_What the task asks_
Skip the pictures and extract all of the lines exactly as written.

---- Entries shown

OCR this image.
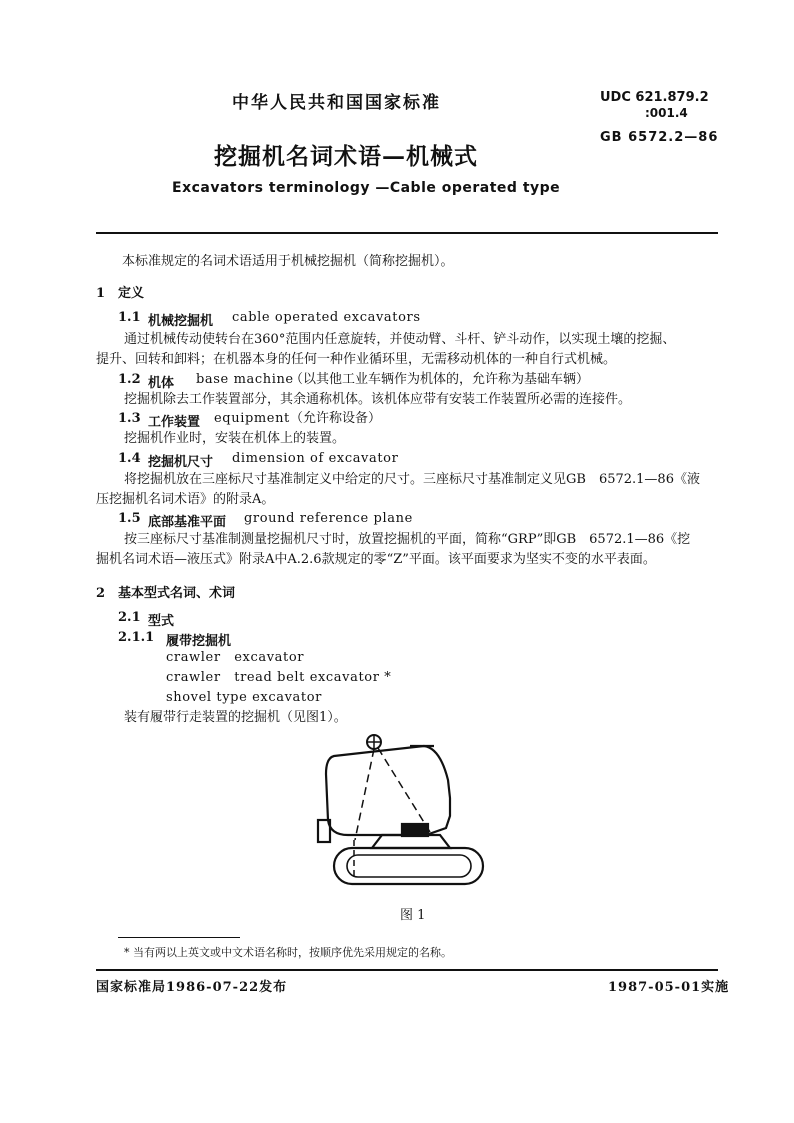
中华人民共和国国家标准	UDC 621.879.2
:001.4
GB 6572.2—86
挖掘机名词术语—机械式
Excavators terminology —Cable operated type
本标准规定的名词术语适用于机械挖掘机（简称挖掘机）。
1　定义
1.1 机械挖掘机 cable operated excavators
通过机械传动使转台在360°范围内任意旋转，并使动臂、斗杆、铲斗动作，以实现土壤的挖掘、
提升、回转和卸料；在机器本身的任何一种作业循环里，无需移动机体的一种自行式机械。
1.2 机体 base machine
（以其他工业车辆作为机体的，允许称为基础车辆）
挖掘机除去工作装置部分，其余通称机体。该机体应带有安装工作装置所必需的连接件。
1.3 工作装置 equipment （允许称设备）
挖掘机作业时，安装在机体上的装置。
1.4 挖掘机尺寸 dimension of excavator
将挖掘机放在三座标尺寸基准制定义中给定的尺寸。三座标尺寸基准制定义见GB　6572.1—86《液
压挖掘机名词术语》的附录A。
1.5 底部基准平面 ground reference plane
按三座标尺寸基准制测量挖掘机尺寸时，放置挖掘机的平面，简称“GRP”即GB　6572.1—86《挖
掘机名词术语—液压式》附录A中A.2.6款规定的零“Z”平面。该平面要求为坚实不变的水平表面。
2　基本型式名词、术词
2.1 型式
2.1.1 履带挖掘机
crawler　excavator
crawler　tread belt excavator *
shovel type excavator
装有履带行走装置的挖掘机（见图1）。
图 1
* 当有两以上英文或中文术语名称时，按顺序优先采用规定的名称。
国家标准局1986-07-22发布	1987-05-01实施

--------

_Response_
OCR this image.
中华人民共和国国家标准	UDC 621.879.2
:001.4
GB 6572.2—86
挖掘机名词术语—机械式
Excavators terminology —Cable operated type
本标准规定的名词术语适用于机械挖掘机（简称挖掘机）。
1　定义
1.1 机械挖掘机 cable operated excavators
通过机械传动使转台在360°范围内任意旋转，并使动臂、斗杆、铲斗动作，以实现土壤的挖掘、
提升、回转和卸料；在机器本身的任何一种作业循环里，无需移动机体的一种自行式机械。
1.2 机体 base machine
（以其他工业车辆作为机体的，允许称为基础车辆）
挖掘机除去工作装置部分，其余通称机体。该机体应带有安装工作装置所必需的连接件。
1.3 工作装置 equipment （允许称设备）
挖掘机作业时，安装在机体上的装置。
1.4 挖掘机尺寸 dimension of excavator
将挖掘机放在三座标尺寸基准制定义中给定的尺寸。三座标尺寸基准制定义见GB　6572.1—86《液
压挖掘机名词术语》的附录A。
1.5 底部基准平面 ground reference plane
按三座标尺寸基准制测量挖掘机尺寸时，放置挖掘机的平面，简称“GRP”即GB　6572.1—86《挖
掘机名词术语—液压式》附录A中A.2.6款规定的零“Z”平面。该平面要求为坚实不变的水平表面。
2　基本型式名词、术词
2.1 型式
2.1.1 履带挖掘机
crawler　excavator
crawler　tread belt excavator *
shovel type excavator
装有履带行走装置的挖掘机（见图1）。
图 1
* 当有两以上英文或中文术语名称时，按顺序优先采用规定的名称。
国家标准局1986-07-22发布	1987-05-01实施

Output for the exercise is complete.